— WHAT YOU WILL DO —
In the entries below, count every line containing "here". Reply with the number alone.

::: DATA FOR PROCESSING :::

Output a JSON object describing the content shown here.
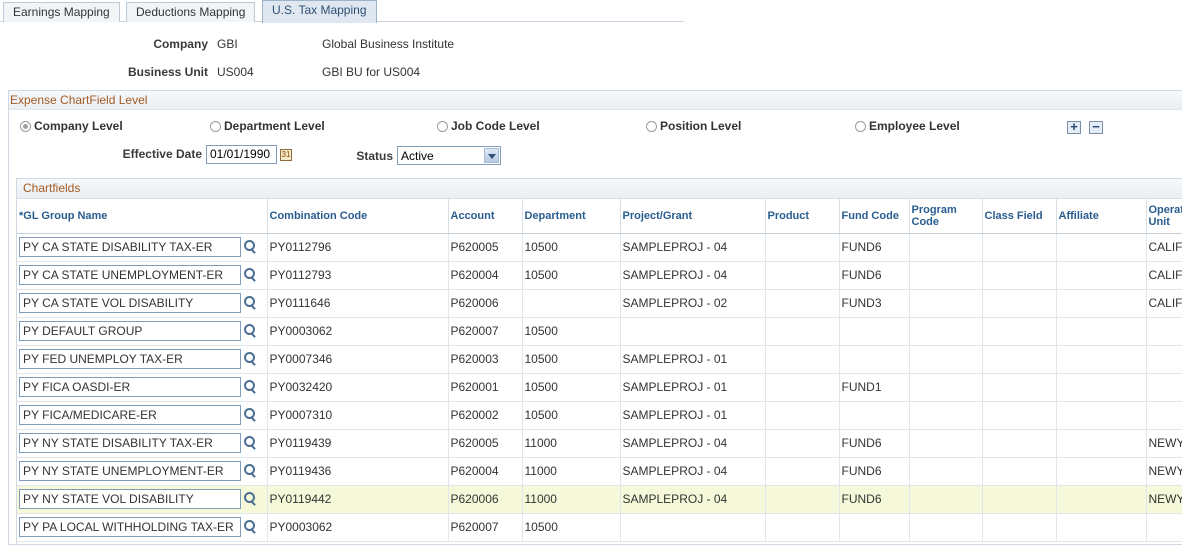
{
  "tabs": [
    {
      "label": "Earnings Mapping"
    },
    {
      "label": "Deductions Mapping"
    },
    {
      "label": "U.S. Tax Mapping"
    }
  ],
  "header": {
    "company_label": "Company",
    "company_code": "GBI",
    "company_name": "Global Business Institute",
    "bu_label": "Business Unit",
    "bu_code": "US004",
    "bu_name": "GBI BU for US004"
  },
  "expense": {
    "title": "Expense ChartField Level",
    "levels": [
      {
        "label": "Company Level",
        "selected": true
      },
      {
        "label": "Department Level",
        "selected": false
      },
      {
        "label": "Job Code Level",
        "selected": false
      },
      {
        "label": "Position Level",
        "selected": false
      },
      {
        "label": "Employee Level",
        "selected": false
      }
    ],
    "add_symbol": "+",
    "remove_symbol": "−",
    "eff_date_label": "Effective Date",
    "eff_date_value": "01/01/1990",
    "status_label": "Status",
    "status_value": "Active"
  },
  "chartfields": {
    "title": "Chartfields",
    "columns": [
      "*GL Group Name",
      "Combination Code",
      "Account",
      "Department",
      "Project/Grant",
      "Product",
      "Fund Code",
      "Program Code",
      "Class Field",
      "Affiliate",
      "Operating Unit"
    ],
    "rows": [
      [
        "PY CA STATE DISABILITY TAX-ER",
        "PY0112796",
        "P620005",
        "10500",
        "SAMPLEPROJ - 04",
        "",
        "FUND6",
        "",
        "",
        "",
        "CALIF"
      ],
      [
        "PY CA STATE UNEMPLOYMENT-ER",
        "PY0112793",
        "P620004",
        "10500",
        "SAMPLEPROJ - 04",
        "",
        "FUND6",
        "",
        "",
        "",
        "CALIF"
      ],
      [
        "PY CA STATE VOL DISABILITY",
        "PY0111646",
        "P620006",
        "",
        "SAMPLEPROJ - 02",
        "",
        "FUND3",
        "",
        "",
        "",
        "CALIF"
      ],
      [
        "PY DEFAULT GROUP",
        "PY0003062",
        "P620007",
        "10500",
        "",
        "",
        "",
        "",
        "",
        "",
        ""
      ],
      [
        "PY FED UNEMPLOY TAX-ER",
        "PY0007346",
        "P620003",
        "10500",
        "SAMPLEPROJ - 01",
        "",
        "",
        "",
        "",
        "",
        ""
      ],
      [
        "PY FICA OASDI-ER",
        "PY0032420",
        "P620001",
        "10500",
        "SAMPLEPROJ - 01",
        "",
        "FUND1",
        "",
        "",
        "",
        ""
      ],
      [
        "PY FICA/MEDICARE-ER",
        "PY0007310",
        "P620002",
        "10500",
        "SAMPLEPROJ - 01",
        "",
        "",
        "",
        "",
        "",
        ""
      ],
      [
        "PY NY STATE DISABILITY TAX-ER",
        "PY0119439",
        "P620005",
        "11000",
        "SAMPLEPROJ - 04",
        "",
        "FUND6",
        "",
        "",
        "",
        "NEWY"
      ],
      [
        "PY NY STATE UNEMPLOYMENT-ER",
        "PY0119436",
        "P620004",
        "11000",
        "SAMPLEPROJ - 04",
        "",
        "FUND6",
        "",
        "",
        "",
        "NEWY"
      ],
      [
        "PY NY STATE VOL DISABILITY",
        "PY0119442",
        "P620006",
        "11000",
        "SAMPLEPROJ - 04",
        "",
        "FUND6",
        "",
        "",
        "",
        "NEWY"
      ],
      [
        "PY PA LOCAL WITHHOLDING TAX-ER",
        "PY0003062",
        "P620007",
        "10500",
        "",
        "",
        "",
        "",
        "",
        "",
        ""
      ]
    ],
    "highlighted_row": 9
  }
}
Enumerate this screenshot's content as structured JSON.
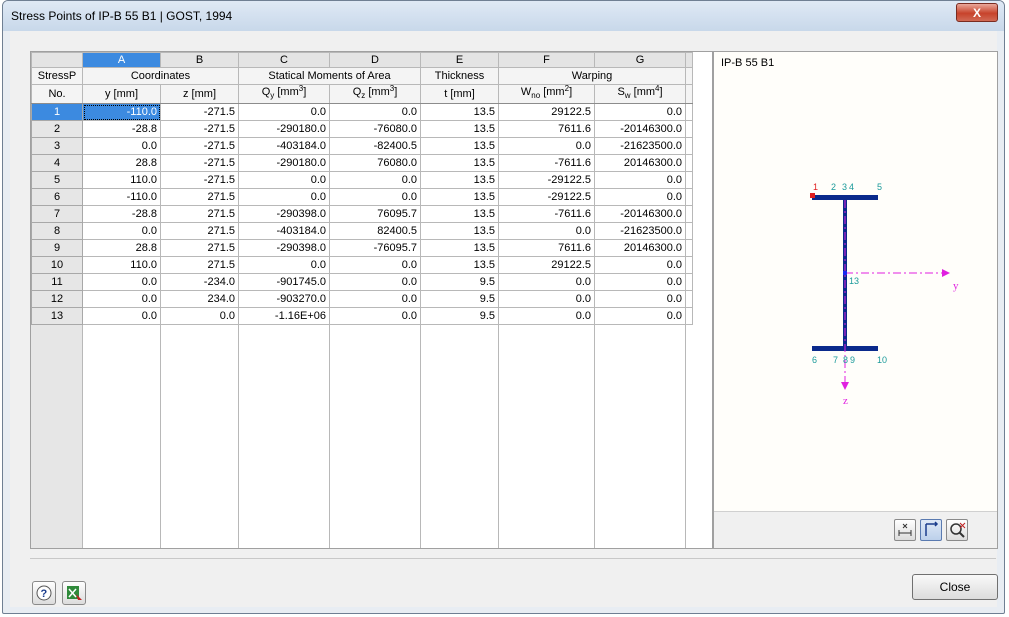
{
  "window": {
    "title": "Stress Points of IP-B 55 B1 | GOST, 1994",
    "close_glyph": "X"
  },
  "table": {
    "column_letters": [
      "A",
      "B",
      "C",
      "D",
      "E",
      "F",
      "G"
    ],
    "row_header": {
      "line1": "StressP",
      "line2": "No."
    },
    "group_headers": {
      "coordinates": "Coordinates",
      "statical_moments": "Statical Moments of Area",
      "thickness": "Thickness",
      "warping": "Warping"
    },
    "unit_headers": {
      "y": "y [mm]",
      "z": "z [mm]",
      "qy": "Q",
      "qy_sub": "y",
      "qy_unit": " [mm",
      "qz": "Q",
      "qz_sub": "z",
      "qz_unit": " [mm",
      "cube": "3",
      "t": "t [mm]",
      "wno": "W",
      "wno_sub": "no",
      "wno_unit": " [mm",
      "square": "2",
      "sw": "S",
      "sw_sub": "w",
      "sw_unit": " [mm",
      "fourth": "4",
      "close_bracket": "]"
    },
    "rows": [
      {
        "no": "1",
        "y": "-110.0",
        "z": "-271.5",
        "qy": "0.0",
        "qz": "0.0",
        "t": "13.5",
        "wno": "29122.5",
        "sw": "0.0"
      },
      {
        "no": "2",
        "y": "-28.8",
        "z": "-271.5",
        "qy": "-290180.0",
        "qz": "-76080.0",
        "t": "13.5",
        "wno": "7611.6",
        "sw": "-20146300.0"
      },
      {
        "no": "3",
        "y": "0.0",
        "z": "-271.5",
        "qy": "-403184.0",
        "qz": "-82400.5",
        "t": "13.5",
        "wno": "0.0",
        "sw": "-21623500.0"
      },
      {
        "no": "4",
        "y": "28.8",
        "z": "-271.5",
        "qy": "-290180.0",
        "qz": "76080.0",
        "t": "13.5",
        "wno": "-7611.6",
        "sw": "20146300.0"
      },
      {
        "no": "5",
        "y": "110.0",
        "z": "-271.5",
        "qy": "0.0",
        "qz": "0.0",
        "t": "13.5",
        "wno": "-29122.5",
        "sw": "0.0"
      },
      {
        "no": "6",
        "y": "-110.0",
        "z": "271.5",
        "qy": "0.0",
        "qz": "0.0",
        "t": "13.5",
        "wno": "-29122.5",
        "sw": "0.0"
      },
      {
        "no": "7",
        "y": "-28.8",
        "z": "271.5",
        "qy": "-290398.0",
        "qz": "76095.7",
        "t": "13.5",
        "wno": "-7611.6",
        "sw": "-20146300.0"
      },
      {
        "no": "8",
        "y": "0.0",
        "z": "271.5",
        "qy": "-403184.0",
        "qz": "82400.5",
        "t": "13.5",
        "wno": "0.0",
        "sw": "-21623500.0"
      },
      {
        "no": "9",
        "y": "28.8",
        "z": "271.5",
        "qy": "-290398.0",
        "qz": "-76095.7",
        "t": "13.5",
        "wno": "7611.6",
        "sw": "20146300.0"
      },
      {
        "no": "10",
        "y": "110.0",
        "z": "271.5",
        "qy": "0.0",
        "qz": "0.0",
        "t": "13.5",
        "wno": "29122.5",
        "sw": "0.0"
      },
      {
        "no": "11",
        "y": "0.0",
        "z": "-234.0",
        "qy": "-901745.0",
        "qz": "0.0",
        "t": "9.5",
        "wno": "0.0",
        "sw": "0.0"
      },
      {
        "no": "12",
        "y": "0.0",
        "z": "234.0",
        "qy": "-903270.0",
        "qz": "0.0",
        "t": "9.5",
        "wno": "0.0",
        "sw": "0.0"
      },
      {
        "no": "13",
        "y": "0.0",
        "z": "0.0",
        "qy": "-1.16E+06",
        "qz": "0.0",
        "t": "9.5",
        "wno": "0.0",
        "sw": "0.0"
      }
    ]
  },
  "graphic": {
    "section_name": "IP-B 55 B1",
    "point_labels": {
      "p1": "1",
      "p2": "2",
      "p3": "3",
      "p4": "4",
      "p5": "5",
      "p6": "6",
      "p7": "7",
      "p8": "8",
      "p9": "9",
      "p10": "10",
      "p13": "13"
    },
    "axis_y": "y",
    "axis_z": "z",
    "colors": {
      "section": "#0a2a8c",
      "axis": "#e020e0",
      "point": "#1a9a9a",
      "selected_point": "#e02020"
    },
    "toolbar_icons": [
      "dimension-icon",
      "axes-icon",
      "reset-view-icon"
    ]
  },
  "footer": {
    "help_icon": "help-icon",
    "excel_icon": "excel-export-icon",
    "close_label": "Close"
  }
}
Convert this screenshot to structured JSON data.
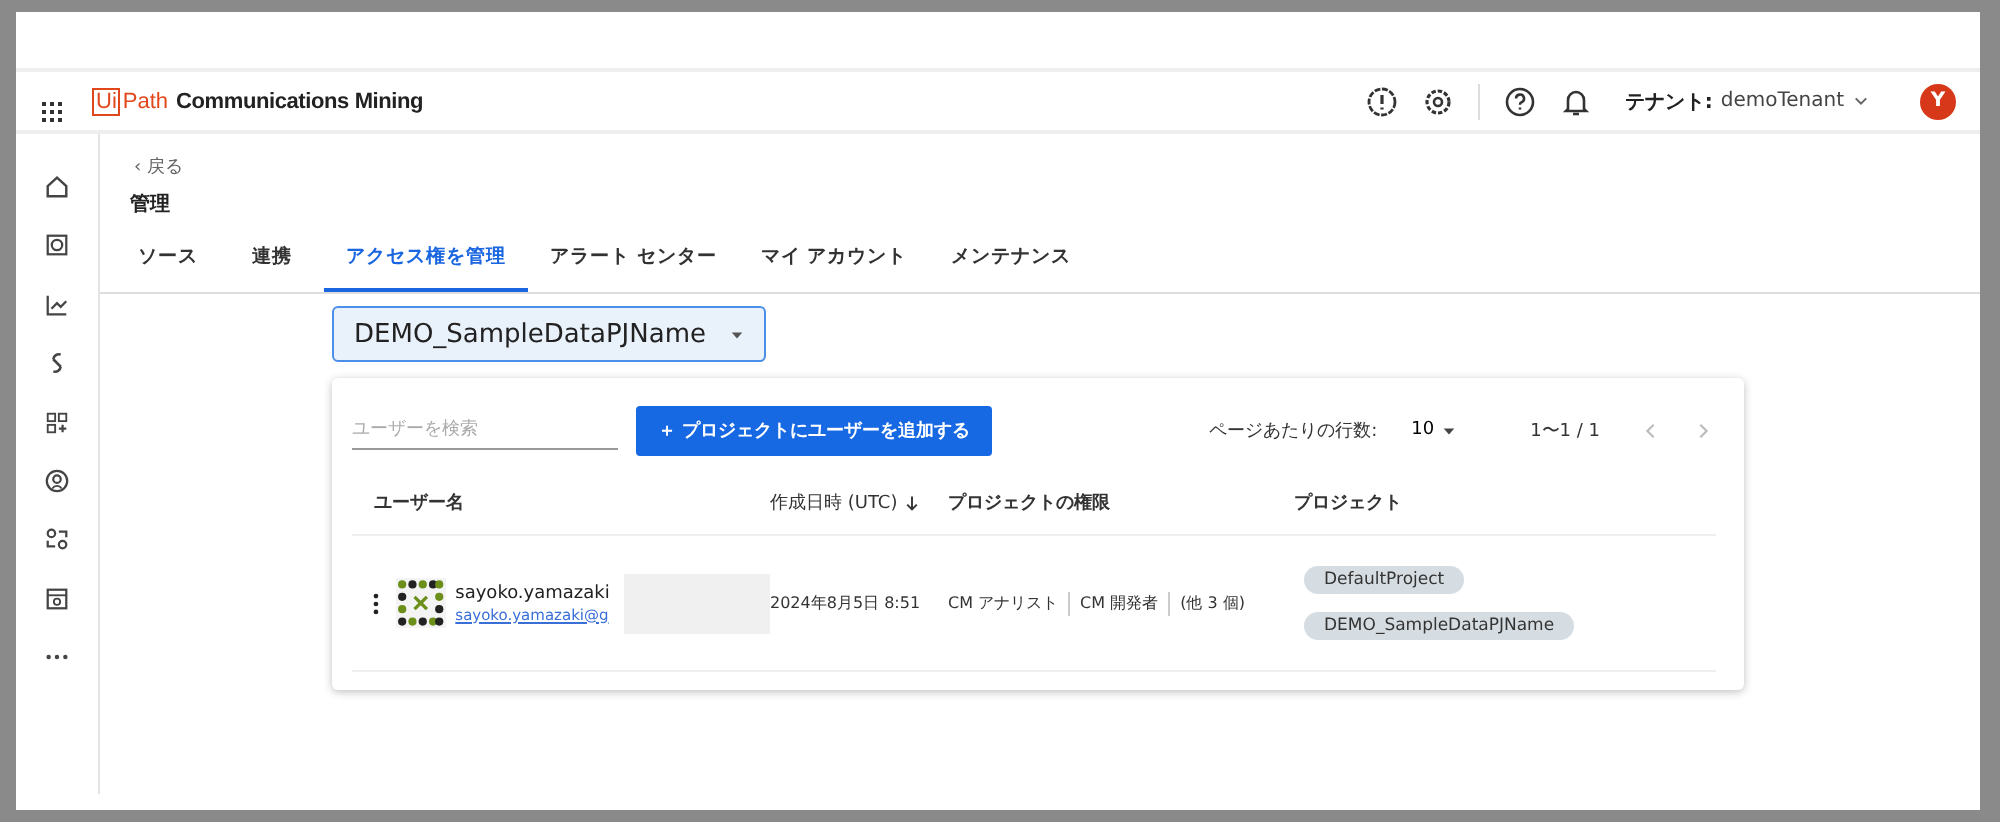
{
  "header": {
    "logo_mark": "Ui",
    "logo_text": "Path",
    "product": "Communications Mining",
    "tenant_label": "テナント:",
    "tenant_name": "demoTenant",
    "avatar_letter": "Y"
  },
  "back_link": "‹ 戻る",
  "page_title": "管理",
  "tabs": [
    {
      "label": "ソース",
      "selected": false
    },
    {
      "label": "連携",
      "selected": false
    },
    {
      "label": "アクセス権を管理",
      "selected": true
    },
    {
      "label": "アラート センター",
      "selected": false
    },
    {
      "label": "マイ アカウント",
      "selected": false
    },
    {
      "label": "メンテナンス",
      "selected": false
    }
  ],
  "project_select": {
    "value": "DEMO_SampleDataPJName"
  },
  "toolbar": {
    "search_placeholder": "ユーザーを検索",
    "add_button": "＋ プロジェクトにユーザーを追加する",
    "rows_per_page_label": "ページあたりの行数:",
    "rows_per_page": "10",
    "range": "1〜1 / 1"
  },
  "table": {
    "columns": [
      "ユーザー名",
      "作成日時 (UTC)",
      "プロジェクトの権限",
      "プロジェクト"
    ],
    "rows": [
      {
        "name": "sayoko.yamazaki",
        "email": "sayoko.yamazaki@g",
        "created": "2024年8月5日 8:51",
        "permissions": [
          "CM アナリスト",
          "CM 開発者",
          "(他 3 個)"
        ],
        "projects": [
          "DefaultProject",
          "DEMO_SampleDataPJName"
        ]
      }
    ]
  }
}
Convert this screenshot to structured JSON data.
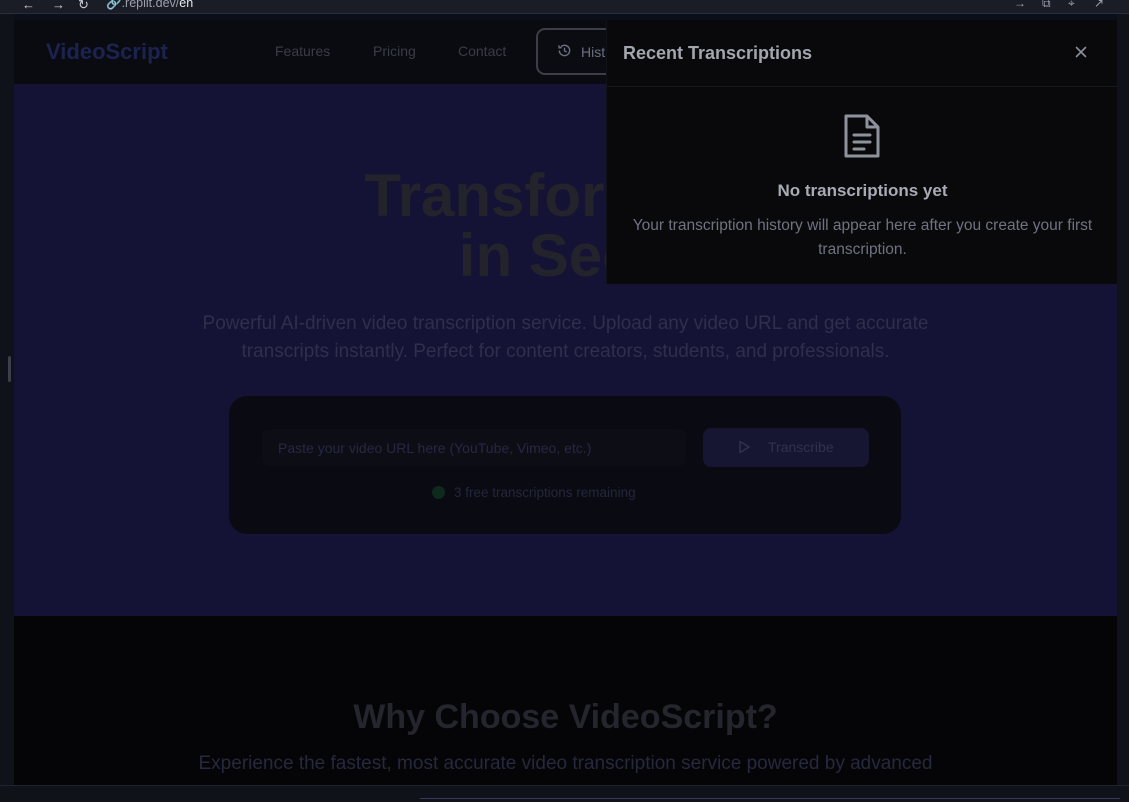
{
  "browser": {
    "url_prefix": ".replit.dev/",
    "url_path": "en",
    "back_icon": "arrow-left-icon",
    "forward_icon": "arrow-right-icon",
    "reload_icon": "reload-icon"
  },
  "header": {
    "logo": "VideoScript",
    "nav": [
      "Features",
      "Pricing",
      "Contact"
    ],
    "history_label": "Hist"
  },
  "hero": {
    "title_line1": "Transform Vid",
    "title_line2": "in Seco",
    "subtitle": "Powerful AI-driven video transcription service. Upload any video URL and get accurate transcripts instantly. Perfect for content creators, students, and professionals.",
    "input_placeholder": "Paste your video URL here (YouTube, Vimeo, etc.)",
    "transcribe_label": "Transcribe",
    "remaining_text": "3 free transcriptions remaining"
  },
  "features": {
    "title": "Why Choose VideoScript?",
    "subtitle": "Experience the fastest, most accurate video transcription service powered by advanced"
  },
  "drawer": {
    "title": "Recent Transcriptions",
    "empty_title": "No transcriptions yet",
    "empty_desc": "Your transcription history will appear here after you create your first transcription."
  },
  "colors": {
    "hero_bg": "#141335",
    "drawer_bg": "#09090c",
    "accent": "#171632"
  }
}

:::

— FULL OUTPUT —
3